- TASK DETAILS: Find every line with the word "ByLayer". Copy those lines.

* start *

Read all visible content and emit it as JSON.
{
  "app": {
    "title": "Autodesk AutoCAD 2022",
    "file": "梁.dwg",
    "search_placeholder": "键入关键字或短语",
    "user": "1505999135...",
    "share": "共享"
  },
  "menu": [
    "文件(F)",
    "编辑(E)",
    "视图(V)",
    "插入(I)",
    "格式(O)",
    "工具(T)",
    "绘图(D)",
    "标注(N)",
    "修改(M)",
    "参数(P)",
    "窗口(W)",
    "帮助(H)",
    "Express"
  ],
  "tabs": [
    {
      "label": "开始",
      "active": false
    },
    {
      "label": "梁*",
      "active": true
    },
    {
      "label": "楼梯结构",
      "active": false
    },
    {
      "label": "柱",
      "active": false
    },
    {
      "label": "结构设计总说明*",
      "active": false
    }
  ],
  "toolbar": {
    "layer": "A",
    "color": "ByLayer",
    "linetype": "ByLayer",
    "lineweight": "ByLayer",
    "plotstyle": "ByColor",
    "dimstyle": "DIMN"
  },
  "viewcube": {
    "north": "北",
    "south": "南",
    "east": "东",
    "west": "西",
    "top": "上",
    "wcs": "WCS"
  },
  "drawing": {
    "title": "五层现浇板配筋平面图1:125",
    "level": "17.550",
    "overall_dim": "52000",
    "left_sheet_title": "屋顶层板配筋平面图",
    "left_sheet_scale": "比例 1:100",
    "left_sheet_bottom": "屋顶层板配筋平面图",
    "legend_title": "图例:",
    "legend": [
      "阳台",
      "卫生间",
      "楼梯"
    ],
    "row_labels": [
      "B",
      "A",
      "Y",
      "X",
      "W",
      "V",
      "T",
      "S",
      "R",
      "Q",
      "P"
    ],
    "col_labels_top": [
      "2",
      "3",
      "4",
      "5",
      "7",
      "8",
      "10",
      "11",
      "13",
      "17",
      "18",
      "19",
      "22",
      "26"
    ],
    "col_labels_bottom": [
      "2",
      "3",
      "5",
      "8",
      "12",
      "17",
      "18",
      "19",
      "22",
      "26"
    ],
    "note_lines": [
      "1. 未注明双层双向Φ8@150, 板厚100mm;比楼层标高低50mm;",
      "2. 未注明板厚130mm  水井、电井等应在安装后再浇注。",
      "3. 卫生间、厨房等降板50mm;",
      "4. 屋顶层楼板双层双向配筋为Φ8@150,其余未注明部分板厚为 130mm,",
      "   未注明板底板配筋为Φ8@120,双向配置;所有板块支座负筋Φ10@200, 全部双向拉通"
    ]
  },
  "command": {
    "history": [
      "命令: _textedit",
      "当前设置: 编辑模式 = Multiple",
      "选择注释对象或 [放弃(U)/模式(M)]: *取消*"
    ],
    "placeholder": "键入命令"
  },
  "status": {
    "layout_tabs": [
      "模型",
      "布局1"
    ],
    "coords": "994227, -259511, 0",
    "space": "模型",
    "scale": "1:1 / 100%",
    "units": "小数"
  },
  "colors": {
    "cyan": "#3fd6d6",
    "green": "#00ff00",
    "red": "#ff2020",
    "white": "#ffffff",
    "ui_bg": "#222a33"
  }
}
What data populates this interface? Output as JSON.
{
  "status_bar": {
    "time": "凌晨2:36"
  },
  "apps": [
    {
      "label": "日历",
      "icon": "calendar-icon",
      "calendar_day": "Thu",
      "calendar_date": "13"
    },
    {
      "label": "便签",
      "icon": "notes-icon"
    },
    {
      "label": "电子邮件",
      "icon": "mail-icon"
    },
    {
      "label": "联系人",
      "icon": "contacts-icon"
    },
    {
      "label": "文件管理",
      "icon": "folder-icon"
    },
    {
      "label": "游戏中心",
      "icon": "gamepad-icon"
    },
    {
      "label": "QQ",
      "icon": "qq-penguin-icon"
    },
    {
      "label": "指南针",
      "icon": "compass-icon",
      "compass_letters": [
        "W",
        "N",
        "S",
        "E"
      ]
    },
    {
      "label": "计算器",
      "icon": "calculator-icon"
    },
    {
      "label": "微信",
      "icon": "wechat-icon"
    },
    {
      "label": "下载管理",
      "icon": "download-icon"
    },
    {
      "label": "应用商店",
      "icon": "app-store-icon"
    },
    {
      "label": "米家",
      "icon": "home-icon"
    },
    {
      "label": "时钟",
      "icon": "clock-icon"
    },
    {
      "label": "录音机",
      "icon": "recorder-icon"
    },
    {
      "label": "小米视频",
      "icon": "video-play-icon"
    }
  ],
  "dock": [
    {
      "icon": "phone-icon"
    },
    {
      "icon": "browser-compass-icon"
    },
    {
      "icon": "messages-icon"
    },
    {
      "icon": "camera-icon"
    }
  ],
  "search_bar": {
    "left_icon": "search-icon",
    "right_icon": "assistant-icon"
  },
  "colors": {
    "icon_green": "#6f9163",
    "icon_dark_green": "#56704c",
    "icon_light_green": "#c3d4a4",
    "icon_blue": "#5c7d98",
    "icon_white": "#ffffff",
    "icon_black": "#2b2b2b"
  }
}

* end *

- EXERCISE RESPONSE:
    "color": "ByLayer",
    "linetype": "ByLayer",
    "lineweight": "ByLayer",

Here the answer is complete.